__Written exercise__
Identify each line holding the string "تقدم" and copy it.

__Task data__
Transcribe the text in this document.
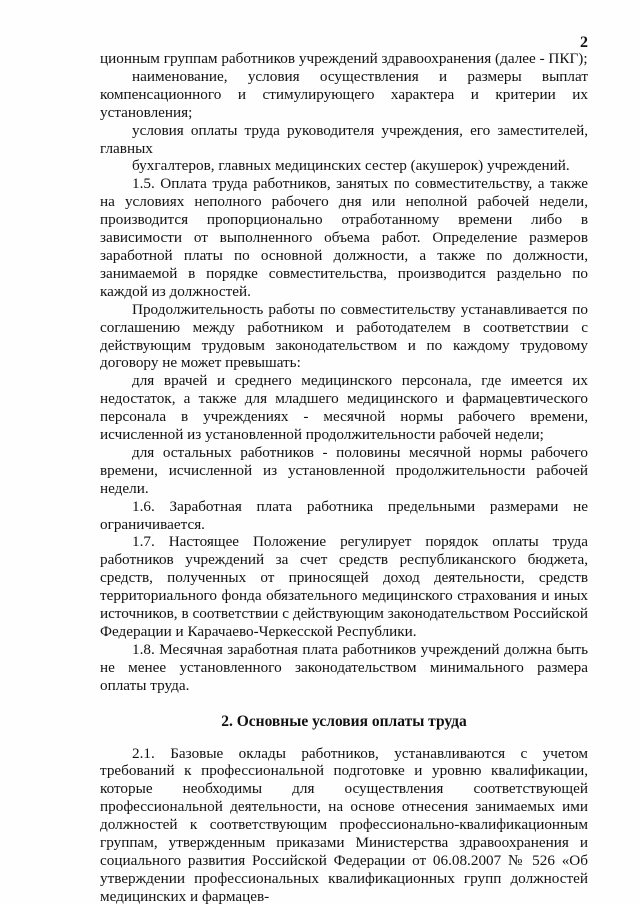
2

ционным группам работников учреждений здравоохранения (далее - ПКГ);

наименование, условия осуществления и размеры выплат компенсационного и стимулирующего характера и критерии их установления;

условия оплаты труда руководителя учреждения, его заместителей, главных

бухгалтеров, главных медицинских сестер (акушерок) учреждений.

1.5. Оплата труда работников, занятых по совместительству, а также на условиях неполного рабочего дня или неполной рабочей недели, производится пропорционально отработанному времени либо в зависимости от выполненного объема работ. Определение размеров заработной платы по основной должности, а также по должности, занимаемой в порядке совместительства, производится раздельно по каждой из должностей.

Продолжительность работы по совместительству устанавливается по соглашению между работником и работодателем в соответствии с действующим трудовым законодательством и по каждому трудовому договору не может превышать:

для врачей и среднего медицинского персонала, где имеется их недостаток, а также для младшего медицинского и фармацевтического персонала в учреждениях - месячной нормы рабочего времени, исчисленной из установленной продолжительности рабочей недели;

для остальных работников - половины месячной нормы рабочего времени, исчисленной из установленной продолжительности рабочей недели.

1.6. Заработная плата работника предельными размерами не ограничивается.

1.7. Настоящее Положение регулирует порядок оплаты труда работников учреждений за счет средств республиканского бюджета, средств, полученных от приносящей доход деятельности, средств территориального фонда обязательного медицинского страхования и иных источников, в соответствии с действующим законодательством Российской Федерации и Карачаево-Черкесской Республики.

1.8. Месячная заработная плата работников учреждений должна быть не менее установленного законодательством минимального размера оплаты труда.

2. Основные условия оплаты труда

2.1. Базовые оклады работников, устанавливаются с учетом требований к профессиональной подготовке и уровню квалификации, которые необходимы для осуществления соответствующей профессиональной деятельности, на основе отнесения занимаемых ими должностей к соответствующим профессионально-квалификационным группам, утвержденным приказами Министерства здравоохранения и социального развития Российской Федерации от 06.08.2007 № 526 «Об утверждении профессиональных квалификационных групп должностей медицинских и фармацев-
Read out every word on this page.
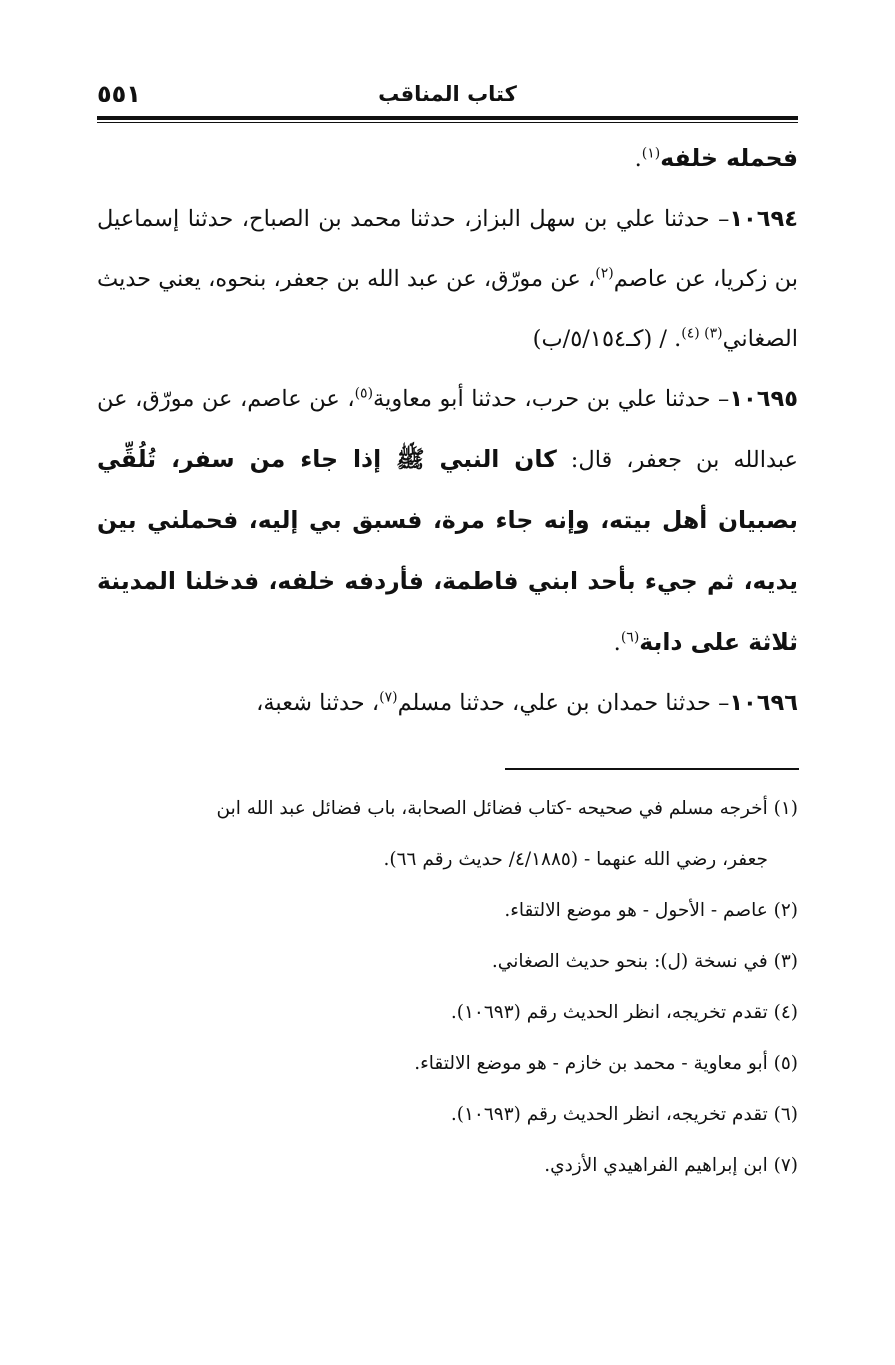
٥٥١	كتاب المناقب

فحمله خلفه$^{(١)}$.

١٠٦٩٤– حدثنا علي بن سهل البزاز، حدثنا محمد بن الصباح، حدثنا إسماعيل بن زكريا، عن عاصم$^{(٢)}$، عن مورّق، عن عبد الله بن جعفر، بنحوه، يعني حديث الصغاني$^{(٣) (٤)}$. / (كـ٥/١٥٤/ب)

١٠٦٩٥– حدثنا علي بن حرب، حدثنا أبو معاوية$^{(٥)}$، عن عاصم، عن مورّق، عن عبدالله بن جعفر، قال: كان النبي ﷺ إذا جاء من سفر، تُلُقِّي بصبيان أهل بيته، وإنه جاء مرة، فسبق بي إليه، فحملني بين يديه، ثم جيء بأحد ابني فاطمة، فأردفه خلفه، فدخلنا المدينة ثلاثة على دابة$^{(٦)}$.

١٠٦٩٦– حدثنا حمدان بن علي، حدثنا مسلم$^{(٧)}$، حدثنا شعبة،

(١) أخرجه مسلم في صحيحه -كتاب فضائل الصحابة، باب فضائل عبد الله ابن

جعفر، رضي الله عنهما - (٤/١٨٨٥/ حديث رقم ٦٦).

(٢) عاصم - الأحول - هو موضع الالتقاء.

(٣) في نسخة (ل): بنحو حديث الصغاني.

(٤) تقدم تخريجه، انظر الحديث رقم (١٠٦٩٣).

(٥) أبو معاوية - محمد بن خازم - هو موضع الالتقاء.

(٦) تقدم تخريجه، انظر الحديث رقم (١٠٦٩٣).

(٧) ابن إبراهيم الفراهيدي الأزدي.
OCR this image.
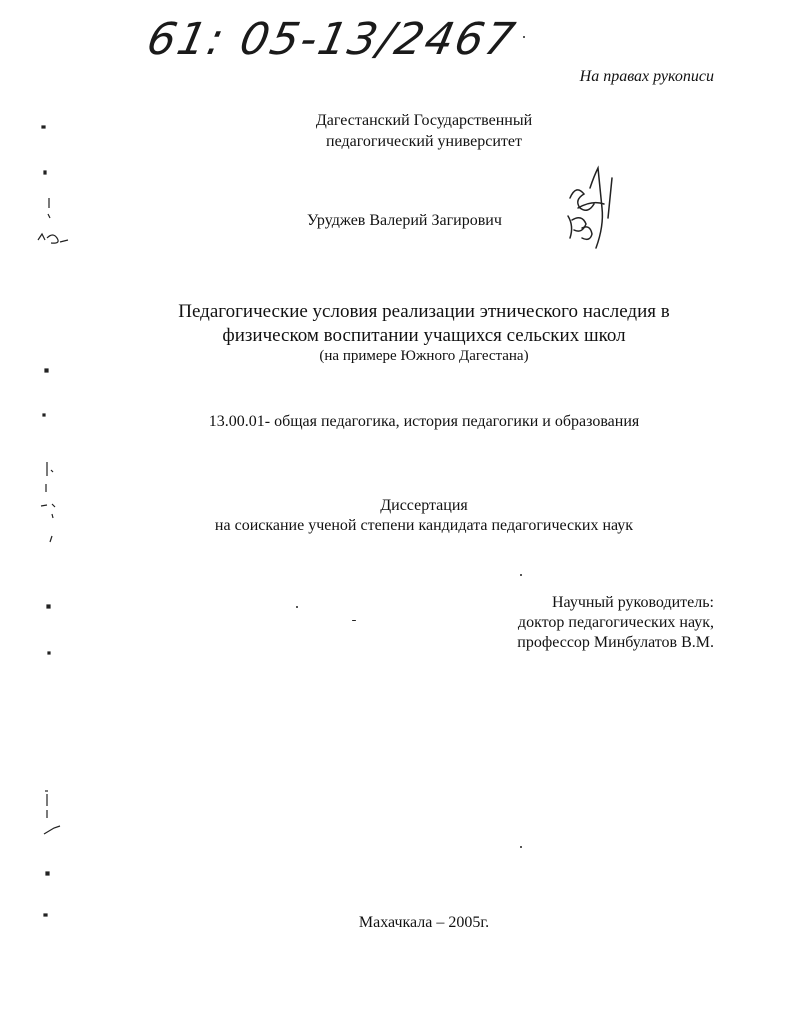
61: 05-13/2467
На правах рукописи
Дагестанский Государственный
педагогический университет
Уруджев Валерий Загирович
Педагогические условия реализации этнического наследия в
физическом воспитании учащихся сельских школ
(на примере Южного Дагестана)
13.00.01- общая педагогика, история педагогики и образования
Диссертация
на соискание ученой степени кандидата педагогических наук
Научный руководитель:
доктор педагогических наук,
профессор Минбулатов В.М.
Махачкала – 2005г.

__Complete answer__
(٤) تقدم تخريجه، انظر الحديث رقم (١٠٦٩٣).
(٦) تقدم تخريجه، انظر الحديث رقم (١٠٦٩٣).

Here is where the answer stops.